▶ [TESTO FORNITO]:
○ ○ ○ ○

L’esperienza maturata in 27 spedizioni su montagne over 6000 metri, la voglia e la capacità di guardarsi dentro. Riflessioni lontane dai luoghi comuni

Un titolo curioso, ma che induce a riflettere. “La montagna non ride e non piange” (Solferino) è l’ultima fatica letteraria di Marco Berti. Alpinista e scrittore, ventisette spedizioni su montagne tra i 6000 e gli 8000 metri e lunghe frequentazioni con le popolazioni locali in Asia, Berti non è mai banale.

Lo abbiamo intervistato nei giorni scorsi a margine di una presentazione del libro, avvenuta a Cortina nell’ambito di “Una montagna di libri” in un dialogo con Francesco Chiamulera, responsabile del festival letterario. “Questo è prima di tutto un omaggio alla montagna”, esordisce l’autore. «Niente di tecnico. C’è il mio vissuto ma non è un’autobiografia. È un racconto, attraverso una scalata che ho fatto da ragazzo, in cui faccio una serie di riflessioni sul mondo della montagna, soprattutto sull’amicizia».

○ ○ ○ ○

▶ [MATERIALE FORNITO]:
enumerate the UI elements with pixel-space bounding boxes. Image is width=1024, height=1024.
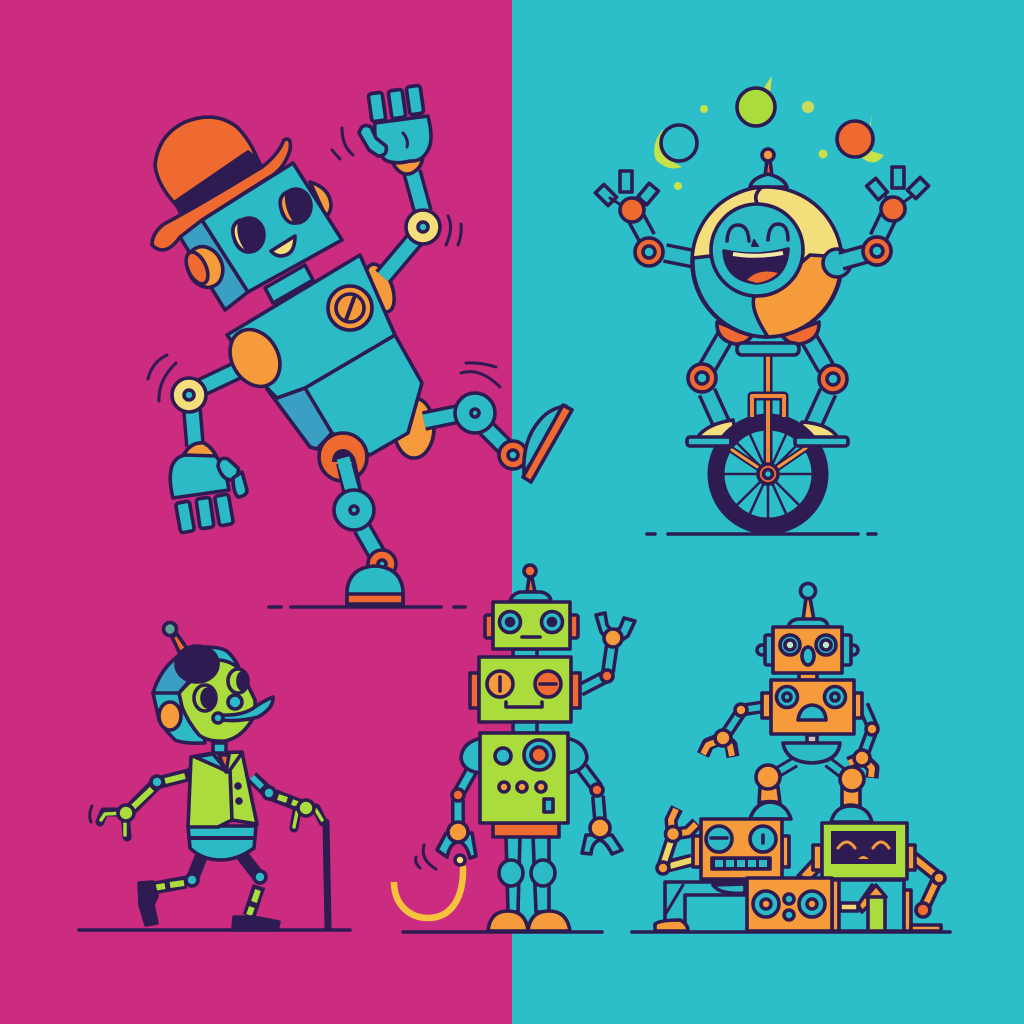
gentleman head — [153, 622, 273, 743]
dancing robot head — [180, 163, 342, 310]
unicycle robot left arm — [595, 171, 695, 266]
dancing robot hat — [152, 117, 290, 250]
unicycle wheel — [716, 422, 820, 526]
stacked robot middle block — [470, 657, 580, 722]
unicycle ground line — [647, 532, 876, 536]
gentleman torso with waistcoat — [188, 752, 257, 860]
stacked robot neck — [513, 722, 537, 733]
gentleman left arm — [90, 766, 202, 837]
gentleman cane — [326, 822, 328, 927]
pyramid bottom right arm — [913, 857, 945, 917]
pyramid second robot — [762, 680, 862, 734]
pyramid bottom right monitor robot — [813, 823, 915, 879]
robot: gentleman robot with cane — [79, 622, 350, 930]
gentleman right arm — [252, 777, 323, 828]
stacked robot antenna — [510, 565, 551, 601]
robot: tall stacked green robot — [394, 565, 635, 932]
unicycle robot right arm — [863, 167, 929, 265]
pyramid waist — [783, 735, 840, 763]
pyramid bottom left robot claw arm — [657, 808, 697, 874]
gentleman legs — [139, 852, 279, 930]
unicycle right elbow — [863, 237, 891, 265]
stacked robot motion lines — [416, 845, 436, 869]
unicycle leg right — [800, 337, 847, 438]
robot: juggling unicycle robot — [595, 76, 929, 534]
stacked robot left arm — [437, 738, 482, 865]
dancing robot right leg — [394, 363, 572, 482]
dancing robot ground line — [269, 605, 465, 609]
stacked robot ground line — [403, 930, 602, 934]
unicycle right shoulder — [823, 249, 866, 277]
pyramid top head — [757, 627, 858, 680]
robot: dancing robot with hat — [148, 85, 572, 607]
dancing robot neck — [265, 265, 313, 303]
stacked robot legs and feet — [488, 836, 570, 931]
dancing robot raised arm — [332, 85, 461, 316]
gentleman neck — [213, 743, 226, 753]
dancing robot standing leg — [319, 433, 403, 604]
unicycle leg left — [688, 337, 737, 438]
pyramid bottom left head — [693, 819, 789, 879]
robot: orange robot pyramid — [632, 584, 950, 932]
dancing robot torso — [220, 255, 422, 455]
pyramid bottom right body — [798, 850, 941, 931]
pyramid top legs — [750, 762, 872, 822]
pyramid bottom centre block — [747, 878, 839, 931]
panel: magenta background — [0, 0, 512, 1024]
unicycle seat — [717, 322, 819, 355]
pyramid second robot arms — [703, 704, 878, 778]
pyramid bottom left table — [655, 882, 750, 931]
panel: teal background — [512, 0, 1024, 1024]
unicycle robot body — [692, 149, 842, 337]
gentleman ground line — [79, 928, 350, 932]
stacked robot lower body — [480, 733, 568, 837]
pyramid ground line — [632, 930, 950, 934]
dancing robot left arm — [148, 355, 255, 533]
stacked robot raised arm — [580, 613, 635, 690]
stacked robot top head — [485, 602, 578, 657]
stacked robot hook — [394, 866, 463, 918]
unicycle pedals — [687, 437, 848, 446]
unicycle seat post and fork — [752, 350, 784, 484]
juggling balls — [654, 76, 884, 190]
pyramid top antenna — [788, 584, 828, 627]
stacked robot right arm — [566, 738, 622, 854]
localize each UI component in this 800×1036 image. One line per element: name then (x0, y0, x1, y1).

○ ○ ○ ○

▶ [COMPITI DA SVOLGERE]:
(a) Nel testo fornito, in quale città e nell'ambito di quale manifestazione si è svolta la presentazione del libro?
(b) Ricopia dal testo fornito il brano che comincia con "Un titolo curioso, ma" e prosegue fino a "è mai banale.".

▶ [SOLUZIONI DEI COMPITI]:
(a) A Cortina, nell'ambito di "Una montagna di libri".

(b)
Un titolo curioso, ma che induce a riflettere. “La montagna non ride e non piange” (Solferino) è l’ultima fatica letteraria di Marco Berti. Alpinista e scrittore, ventisette spedizioni su montagne tra i 6000 e gli 8000 metri e lunghe frequentazioni con le popolazioni locali in Asia, Berti non è mai banale.